**THE REQUEST**
Copy all the entries below exactly, but not the pictures.

**TASK DATA**
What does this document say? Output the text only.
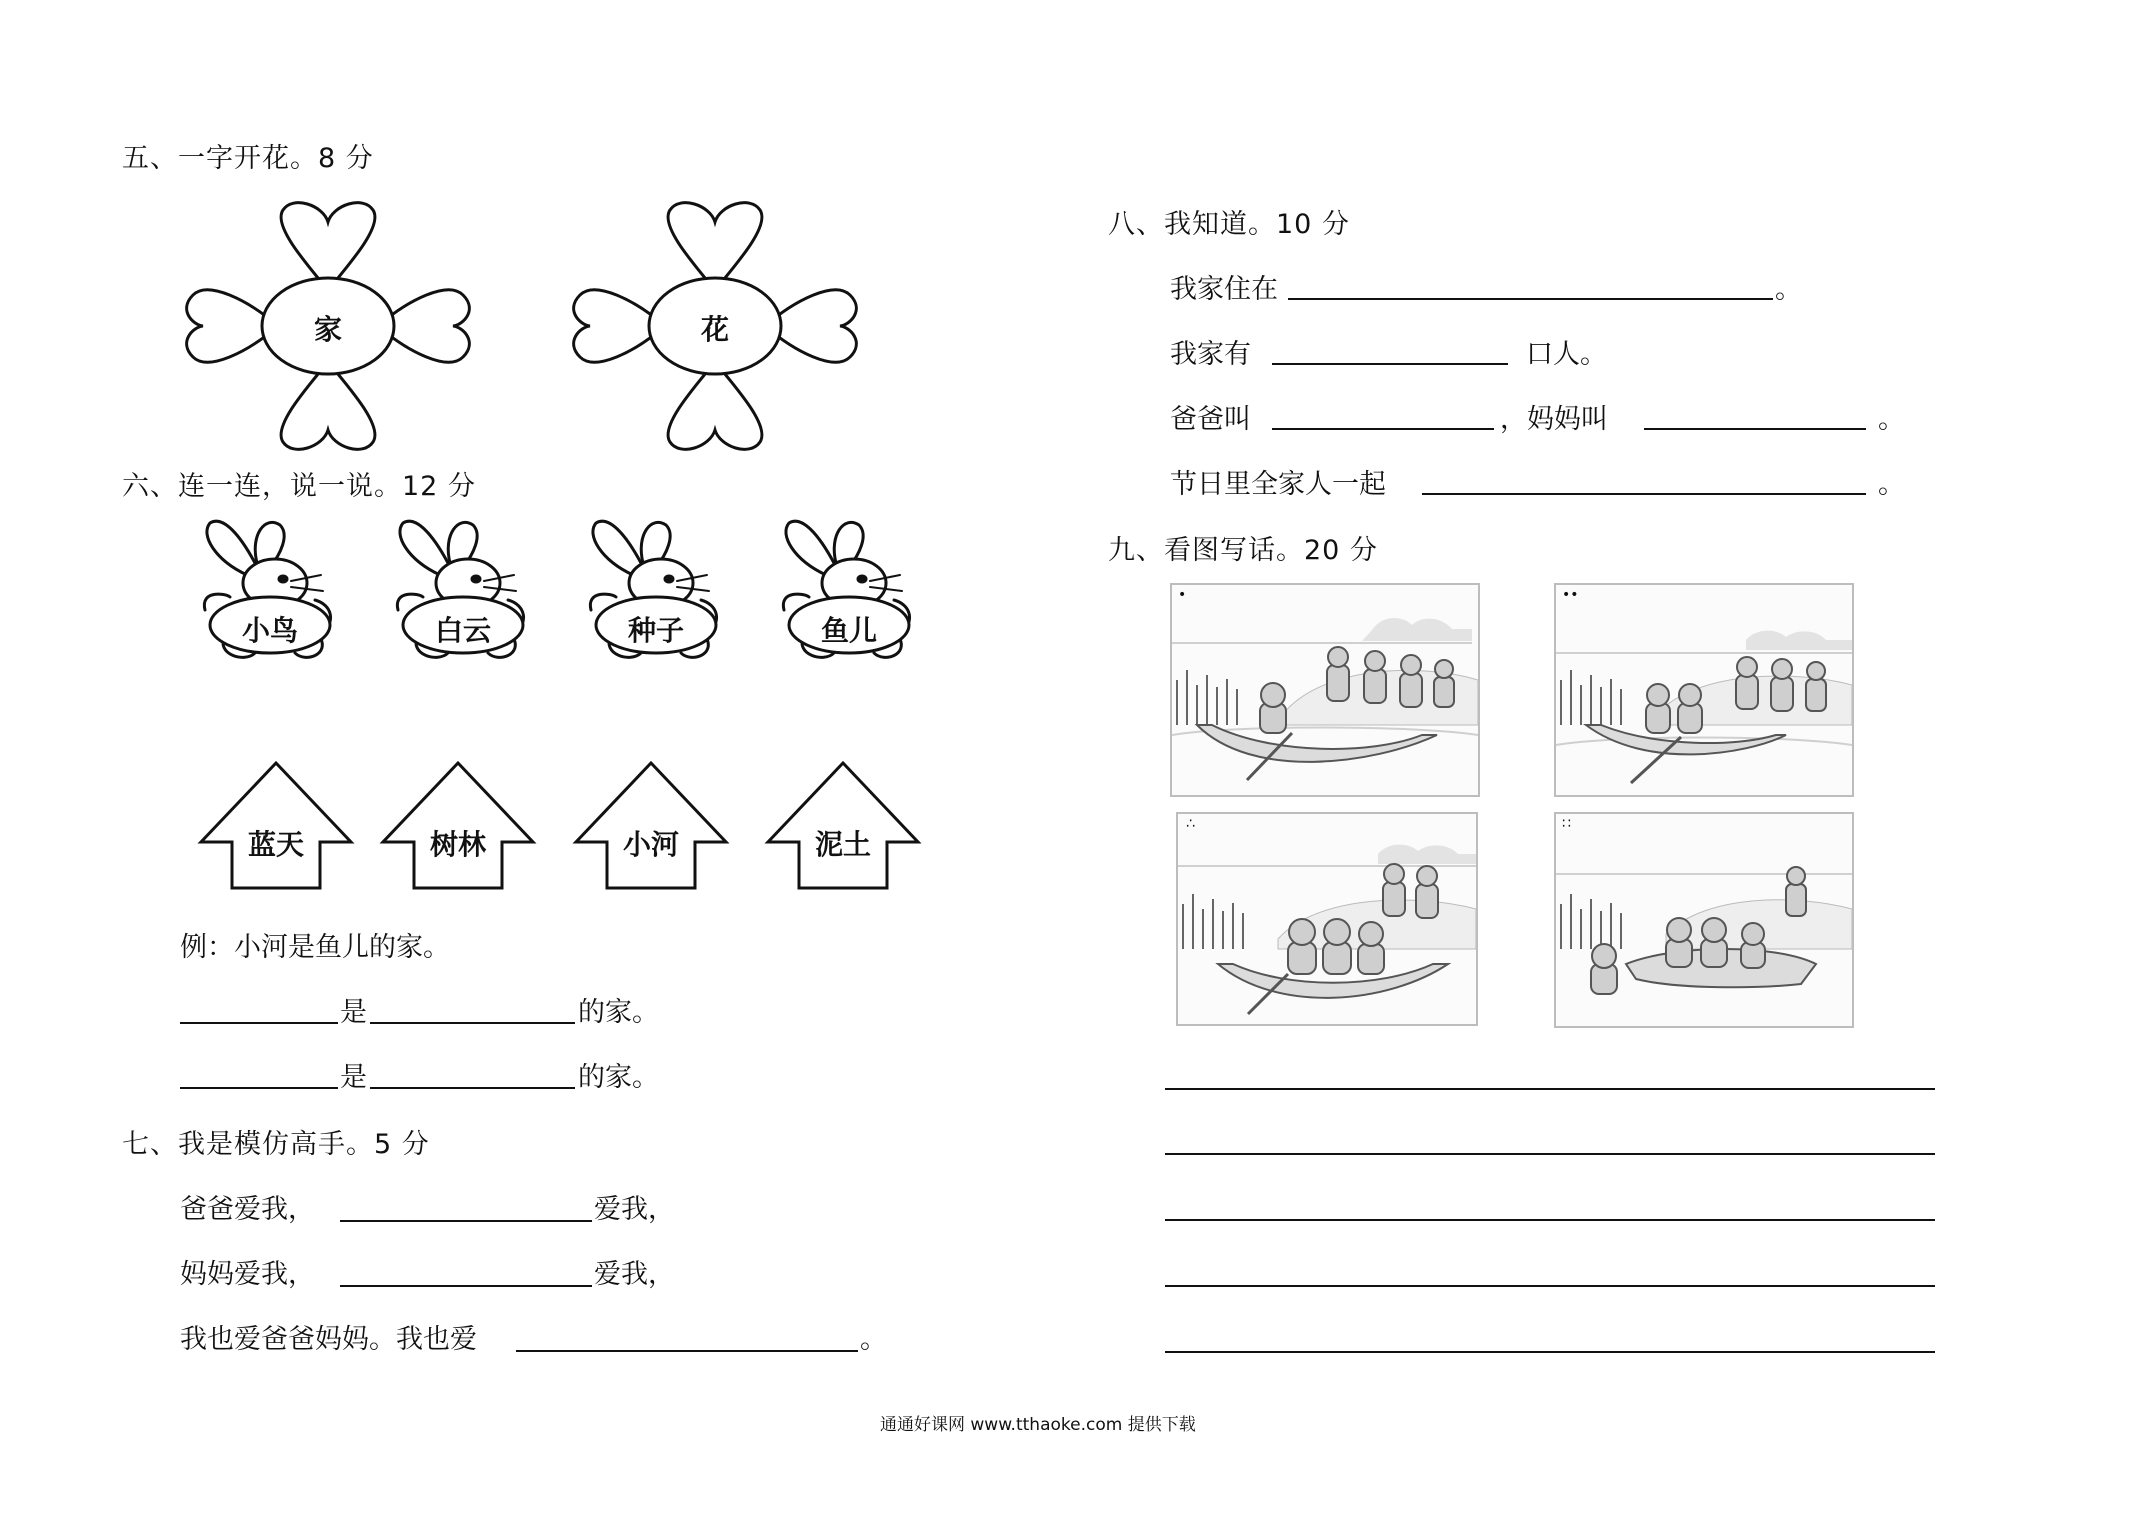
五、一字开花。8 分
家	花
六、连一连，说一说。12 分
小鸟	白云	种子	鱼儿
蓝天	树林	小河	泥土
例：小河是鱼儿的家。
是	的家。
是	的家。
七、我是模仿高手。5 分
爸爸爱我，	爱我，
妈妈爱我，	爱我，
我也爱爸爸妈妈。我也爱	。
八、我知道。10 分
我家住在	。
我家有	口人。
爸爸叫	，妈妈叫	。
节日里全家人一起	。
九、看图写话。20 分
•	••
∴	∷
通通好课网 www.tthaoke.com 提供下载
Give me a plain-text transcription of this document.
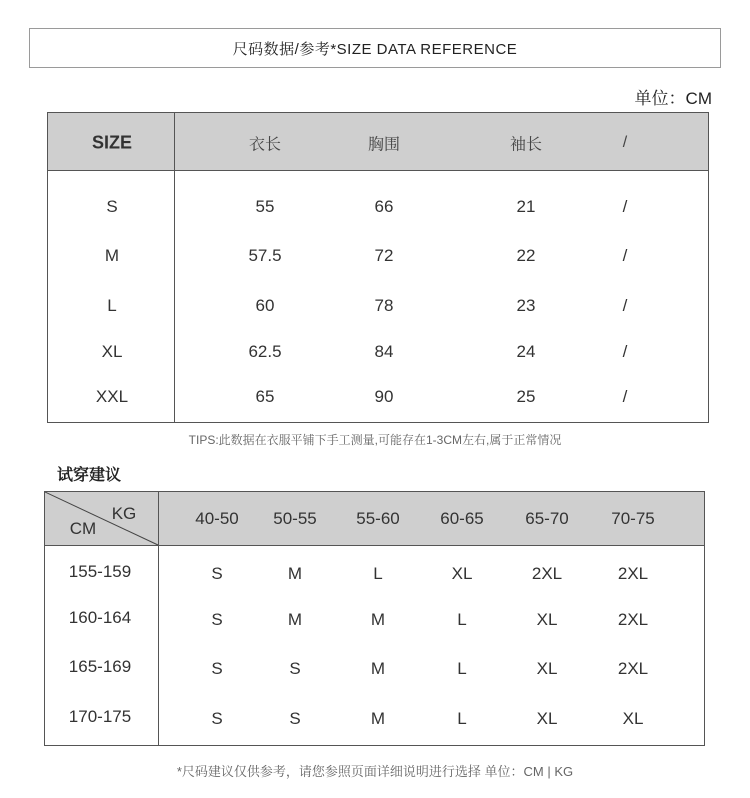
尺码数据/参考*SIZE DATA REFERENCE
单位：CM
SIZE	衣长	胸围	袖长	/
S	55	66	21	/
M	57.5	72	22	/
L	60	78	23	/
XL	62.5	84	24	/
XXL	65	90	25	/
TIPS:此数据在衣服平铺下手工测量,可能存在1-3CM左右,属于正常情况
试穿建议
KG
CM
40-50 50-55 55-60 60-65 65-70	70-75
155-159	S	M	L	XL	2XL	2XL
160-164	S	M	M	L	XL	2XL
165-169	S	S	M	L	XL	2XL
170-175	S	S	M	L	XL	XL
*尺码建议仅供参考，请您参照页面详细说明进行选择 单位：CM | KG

**FINAL RESULT**
What does this document say? Output the text only.
五、一字开花。8 分
家	花
六、连一连，说一说。12 分
小鸟	白云	种子	鱼儿
蓝天	树林	小河	泥土
例：小河是鱼儿的家。
是	的家。
是	的家。
七、我是模仿高手。5 分
爸爸爱我，	爱我，
妈妈爱我，	爱我，
我也爱爸爸妈妈。我也爱	。
八、我知道。10 分
我家住在	。
我家有	口人。
爸爸叫	，妈妈叫	。
节日里全家人一起	。
九、看图写话。20 分
•	••
∴	∷
通通好课网 www.tthaoke.com 提供下载
Give me a plain-text transcription of this document.
尺码数据/参考*SIZE DATA REFERENCE
单位：CM
SIZE	衣长	胸围	袖长	/
S	55	66	21	/
M	57.5	72	22	/
L	60	78	23	/
XL	62.5	84	24	/
XXL	65	90	25	/
TIPS:此数据在衣服平铺下手工测量,可能存在1-3CM左右,属于正常情况
试穿建议
KG
CM
40-50 50-55 55-60 60-65 65-70	70-75
155-159	S	M	L	XL	2XL	2XL
160-164	S	M	M	L	XL	2XL
165-169	S	S	M	L	XL	2XL
170-175	S	S	M	L	XL	XL
*尺码建议仅供参考，请您参照页面详细说明进行选择 单位：CM | KG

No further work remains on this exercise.